• **Problem statement**:
Repeat the material below word for word and leave out all pictures.

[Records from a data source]
◇ ◇ ◇

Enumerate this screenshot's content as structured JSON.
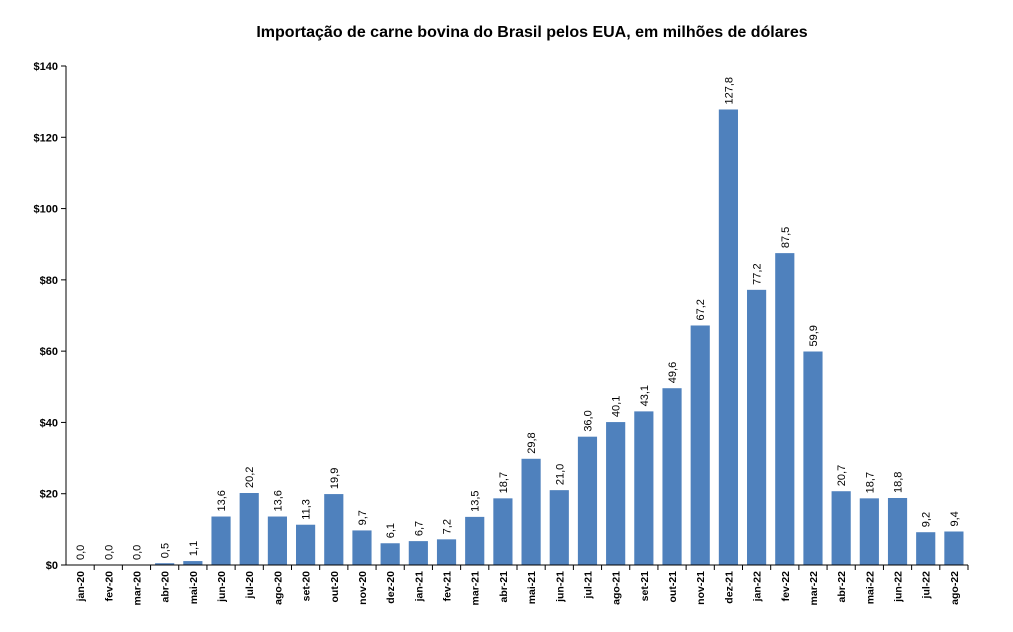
{
  "chart_data": {
    "type": "bar",
    "title": "Importação de carne bovina do Brasil pelos EUA, em milhões de dólares",
    "xlabel": "",
    "ylabel": "",
    "ylim": [
      0,
      140
    ],
    "yticks": [
      0,
      20,
      40,
      60,
      80,
      100,
      120,
      140
    ],
    "ytick_labels": [
      "$0",
      "$20",
      "$40",
      "$60",
      "$80",
      "$100",
      "$120",
      "$140"
    ],
    "grid": false,
    "legend": "none",
    "bar_color": "#4f81bd",
    "categories": [
      "jan-20",
      "fev-20",
      "mar-20",
      "abr-20",
      "mai-20",
      "jun-20",
      "jul-20",
      "ago-20",
      "set-20",
      "out-20",
      "nov-20",
      "dez-20",
      "jan-21",
      "fev-21",
      "mar-21",
      "abr-21",
      "mai-21",
      "jun-21",
      "jul-21",
      "ago-21",
      "set-21",
      "out-21",
      "nov-21",
      "dez-21",
      "jan-22",
      "fev-22",
      "mar-22",
      "abr-22",
      "mai-22",
      "jun-22",
      "jul-22",
      "ago-22"
    ],
    "values": [
      0.0,
      0.0,
      0.0,
      0.5,
      1.1,
      13.6,
      20.2,
      13.6,
      11.3,
      19.9,
      9.7,
      6.1,
      6.7,
      7.2,
      13.5,
      18.7,
      29.8,
      21.0,
      36.0,
      40.1,
      43.1,
      49.6,
      67.2,
      127.8,
      77.2,
      87.5,
      59.9,
      20.7,
      18.7,
      18.8,
      9.2,
      9.4
    ],
    "value_labels": [
      "0,0",
      "0,0",
      "0,0",
      "0,5",
      "1,1",
      "13,6",
      "20,2",
      "13,6",
      "11,3",
      "19,9",
      "9,7",
      "6,1",
      "6,7",
      "7,2",
      "13,5",
      "18,7",
      "29,8",
      "21,0",
      "36,0",
      "40,1",
      "43,1",
      "49,6",
      "67,2",
      "127,8",
      "77,2",
      "87,5",
      "59,9",
      "20,7",
      "18,7",
      "18,8",
      "9,2",
      "9,4"
    ]
  }
}
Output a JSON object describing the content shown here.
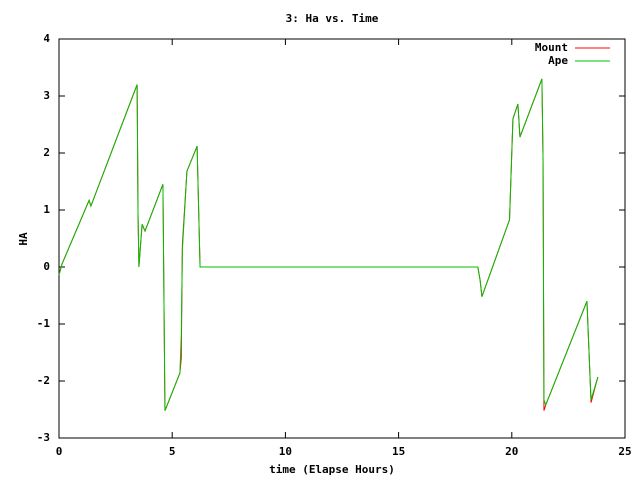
{
  "chart_data": {
    "type": "line",
    "title": "3: Ha vs. Time",
    "x_label": "time (Elapse Hours)",
    "y_label": "HA",
    "x": [
      0,
      0.13,
      1.33,
      1.41,
      3.45,
      3.49,
      3.53,
      3.67,
      3.8,
      4.59,
      4.68,
      5.34,
      5.4,
      5.45,
      5.65,
      6.1,
      6.23,
      18.5,
      18.6,
      18.68,
      19.9,
      20.05,
      20.27,
      20.36,
      21.33,
      21.38,
      21.42,
      21.5,
      23.32,
      23.45,
      23.5,
      23.8
    ],
    "series": [
      {
        "name": "Mount",
        "color": "#ff0000",
        "values": [
          -0.14,
          0.05,
          1.17,
          1.07,
          3.2,
          0.95,
          0.0,
          0.75,
          0.63,
          1.45,
          -2.52,
          -1.86,
          -1.6,
          0.4,
          1.68,
          2.12,
          0.0,
          0.0,
          -0.23,
          -0.52,
          0.83,
          2.6,
          2.86,
          2.28,
          3.3,
          1.89,
          -2.52,
          -2.42,
          -0.6,
          -1.88,
          -2.38,
          -1.93
        ]
      },
      {
        "name": "Ape",
        "color": "#00c000",
        "values": [
          -0.14,
          0.05,
          1.17,
          1.07,
          3.2,
          0.95,
          0.0,
          0.75,
          0.63,
          1.45,
          -2.52,
          -1.86,
          -1.2,
          0.3,
          1.68,
          2.12,
          0.0,
          0.0,
          -0.23,
          -0.52,
          0.83,
          2.6,
          2.86,
          2.28,
          3.3,
          1.89,
          -2.33,
          -2.42,
          -0.6,
          -1.88,
          -2.33,
          -1.93
        ]
      }
    ],
    "xlim": [
      0,
      25
    ],
    "xticks": [
      0,
      5,
      10,
      15,
      20,
      25
    ],
    "ylim": [
      -3,
      4
    ],
    "yticks": [
      -3,
      -2,
      -1,
      0,
      1,
      2,
      3,
      4
    ],
    "grid": false,
    "legend_position": "top-right"
  }
}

◇ ◇ ◇

• **Result of the exercise**:
Enumerate this screenshot's content as structured JSON.
{
  "chart_data": {
    "type": "bar",
    "title": "Importação de carne bovina do Brasil pelos EUA, em milhões de dólares",
    "xlabel": "",
    "ylabel": "",
    "ylim": [
      0,
      140
    ],
    "yticks": [
      0,
      20,
      40,
      60,
      80,
      100,
      120,
      140
    ],
    "ytick_labels": [
      "$0",
      "$20",
      "$40",
      "$60",
      "$80",
      "$100",
      "$120",
      "$140"
    ],
    "grid": false,
    "legend": "none",
    "bar_color": "#4f81bd",
    "categories": [
      "jan-20",
      "fev-20",
      "mar-20",
      "abr-20",
      "mai-20",
      "jun-20",
      "jul-20",
      "ago-20",
      "set-20",
      "out-20",
      "nov-20",
      "dez-20",
      "jan-21",
      "fev-21",
      "mar-21",
      "abr-21",
      "mai-21",
      "jun-21",
      "jul-21",
      "ago-21",
      "set-21",
      "out-21",
      "nov-21",
      "dez-21",
      "jan-22",
      "fev-22",
      "mar-22",
      "abr-22",
      "mai-22",
      "jun-22",
      "jul-22",
      "ago-22"
    ],
    "values": [
      0.0,
      0.0,
      0.0,
      0.5,
      1.1,
      13.6,
      20.2,
      13.6,
      11.3,
      19.9,
      9.7,
      6.1,
      6.7,
      7.2,
      13.5,
      18.7,
      29.8,
      21.0,
      36.0,
      40.1,
      43.1,
      49.6,
      67.2,
      127.8,
      77.2,
      87.5,
      59.9,
      20.7,
      18.7,
      18.8,
      9.2,
      9.4
    ],
    "value_labels": [
      "0,0",
      "0,0",
      "0,0",
      "0,5",
      "1,1",
      "13,6",
      "20,2",
      "13,6",
      "11,3",
      "19,9",
      "9,7",
      "6,1",
      "6,7",
      "7,2",
      "13,5",
      "18,7",
      "29,8",
      "21,0",
      "36,0",
      "40,1",
      "43,1",
      "49,6",
      "67,2",
      "127,8",
      "77,2",
      "87,5",
      "59,9",
      "20,7",
      "18,7",
      "18,8",
      "9,2",
      "9,4"
    ]
  }
}
Output a JSON object describing the content shown here.
{
  "chart_data": {
    "type": "line",
    "title": "3: Ha vs. Time",
    "x_label": "time (Elapse Hours)",
    "y_label": "HA",
    "x": [
      0,
      0.13,
      1.33,
      1.41,
      3.45,
      3.49,
      3.53,
      3.67,
      3.8,
      4.59,
      4.68,
      5.34,
      5.4,
      5.45,
      5.65,
      6.1,
      6.23,
      18.5,
      18.6,
      18.68,
      19.9,
      20.05,
      20.27,
      20.36,
      21.33,
      21.38,
      21.42,
      21.5,
      23.32,
      23.45,
      23.5,
      23.8
    ],
    "series": [
      {
        "name": "Mount",
        "color": "#ff0000",
        "values": [
          -0.14,
          0.05,
          1.17,
          1.07,
          3.2,
          0.95,
          0.0,
          0.75,
          0.63,
          1.45,
          -2.52,
          -1.86,
          -1.6,
          0.4,
          1.68,
          2.12,
          0.0,
          0.0,
          -0.23,
          -0.52,
          0.83,
          2.6,
          2.86,
          2.28,
          3.3,
          1.89,
          -2.52,
          -2.42,
          -0.6,
          -1.88,
          -2.38,
          -1.93
        ]
      },
      {
        "name": "Ape",
        "color": "#00c000",
        "values": [
          -0.14,
          0.05,
          1.17,
          1.07,
          3.2,
          0.95,
          0.0,
          0.75,
          0.63,
          1.45,
          -2.52,
          -1.86,
          -1.2,
          0.3,
          1.68,
          2.12,
          0.0,
          0.0,
          -0.23,
          -0.52,
          0.83,
          2.6,
          2.86,
          2.28,
          3.3,
          1.89,
          -2.33,
          -2.42,
          -0.6,
          -1.88,
          -2.33,
          -1.93
        ]
      }
    ],
    "xlim": [
      0,
      25
    ],
    "xticks": [
      0,
      5,
      10,
      15,
      20,
      25
    ],
    "ylim": [
      -3,
      4
    ],
    "yticks": [
      -3,
      -2,
      -1,
      0,
      1,
      2,
      3,
      4
    ],
    "grid": false,
    "legend_position": "top-right"
  }
}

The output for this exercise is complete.